→ **Task input**:

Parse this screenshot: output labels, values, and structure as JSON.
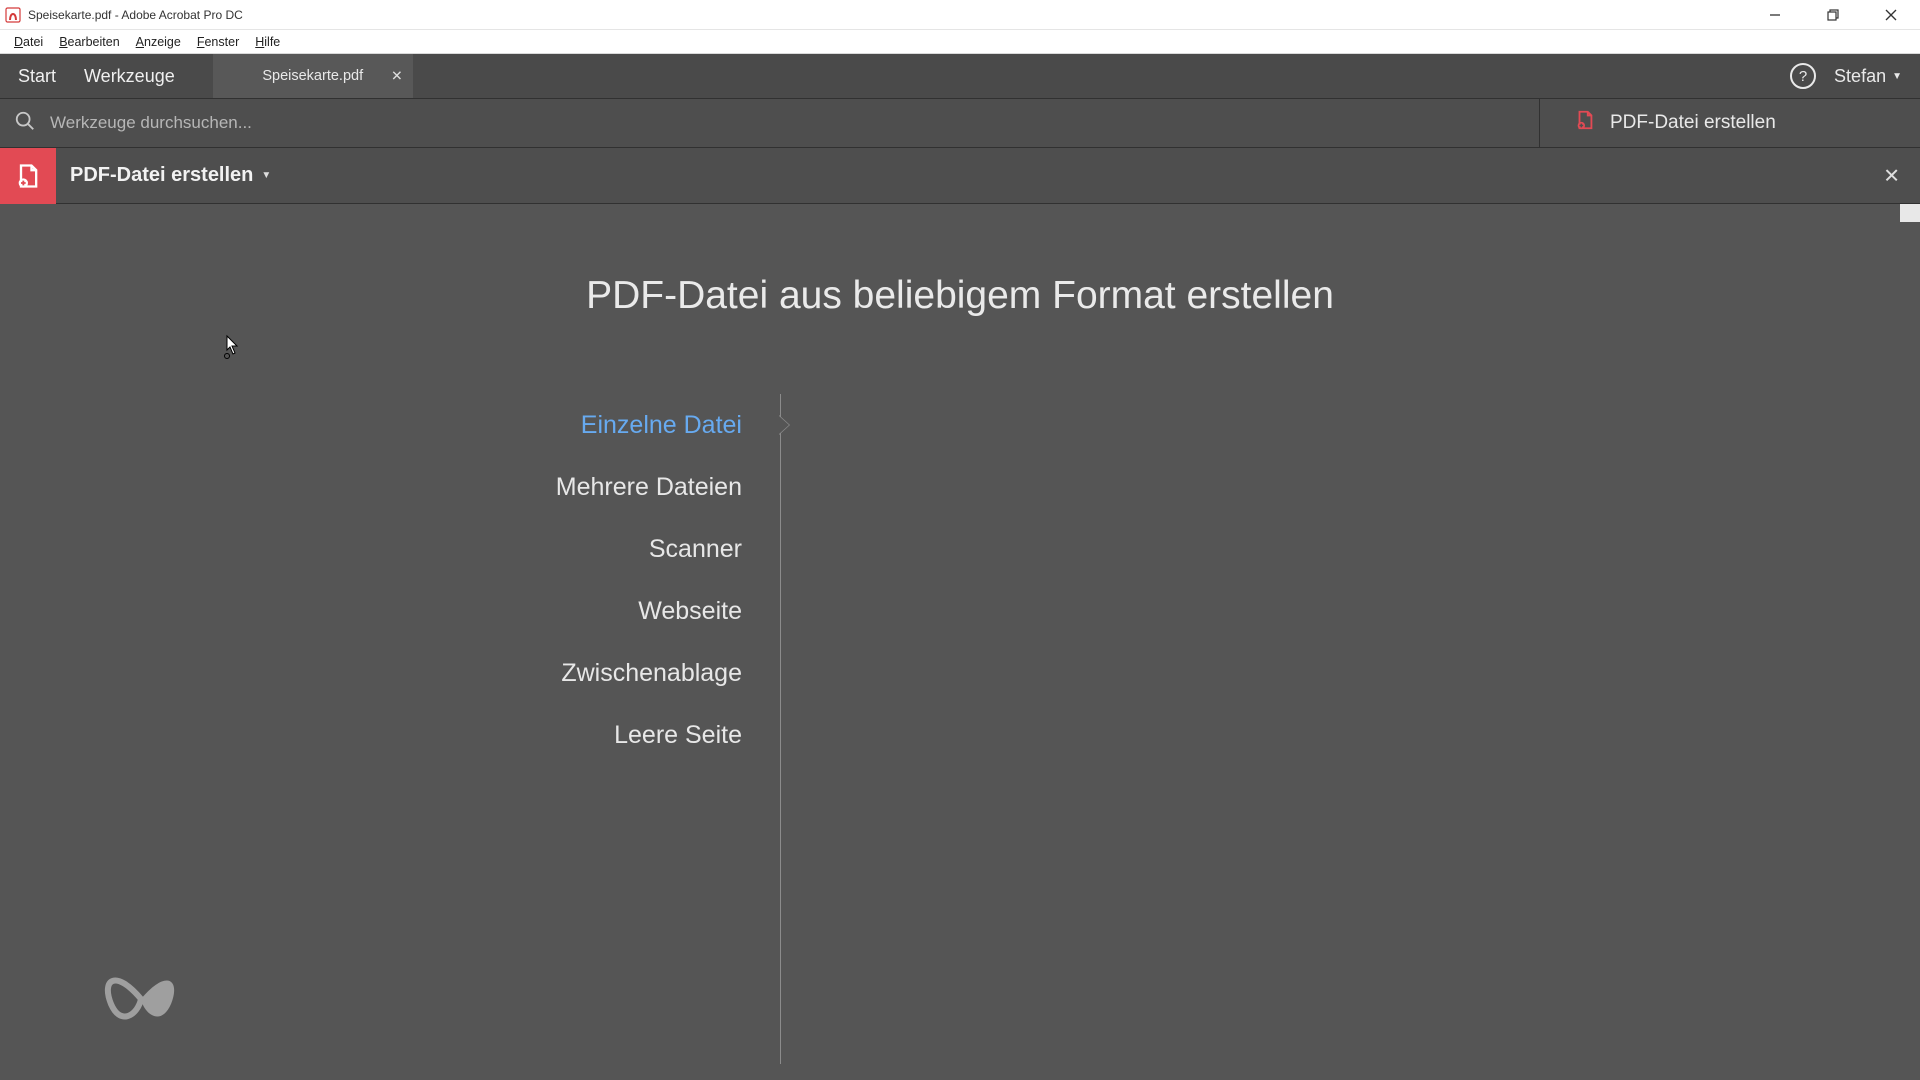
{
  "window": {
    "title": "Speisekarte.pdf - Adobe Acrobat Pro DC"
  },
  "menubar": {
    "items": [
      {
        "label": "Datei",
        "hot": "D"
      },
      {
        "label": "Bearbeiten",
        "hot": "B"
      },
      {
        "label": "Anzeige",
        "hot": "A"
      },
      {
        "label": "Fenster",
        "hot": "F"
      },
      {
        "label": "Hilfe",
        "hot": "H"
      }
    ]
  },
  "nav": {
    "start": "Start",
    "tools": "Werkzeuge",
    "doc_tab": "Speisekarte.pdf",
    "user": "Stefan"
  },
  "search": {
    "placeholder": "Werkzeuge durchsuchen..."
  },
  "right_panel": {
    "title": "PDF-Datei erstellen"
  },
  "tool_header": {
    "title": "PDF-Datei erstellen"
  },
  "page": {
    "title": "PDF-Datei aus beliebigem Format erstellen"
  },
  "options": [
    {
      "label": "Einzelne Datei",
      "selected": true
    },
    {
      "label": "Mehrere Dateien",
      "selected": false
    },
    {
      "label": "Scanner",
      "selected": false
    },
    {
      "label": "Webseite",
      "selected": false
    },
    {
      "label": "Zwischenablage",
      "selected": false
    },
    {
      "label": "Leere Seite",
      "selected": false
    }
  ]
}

→ **Written instruction**:
Tell how many lines in the records above contain "title", giving the number and no other words.

→ **Full response**:
4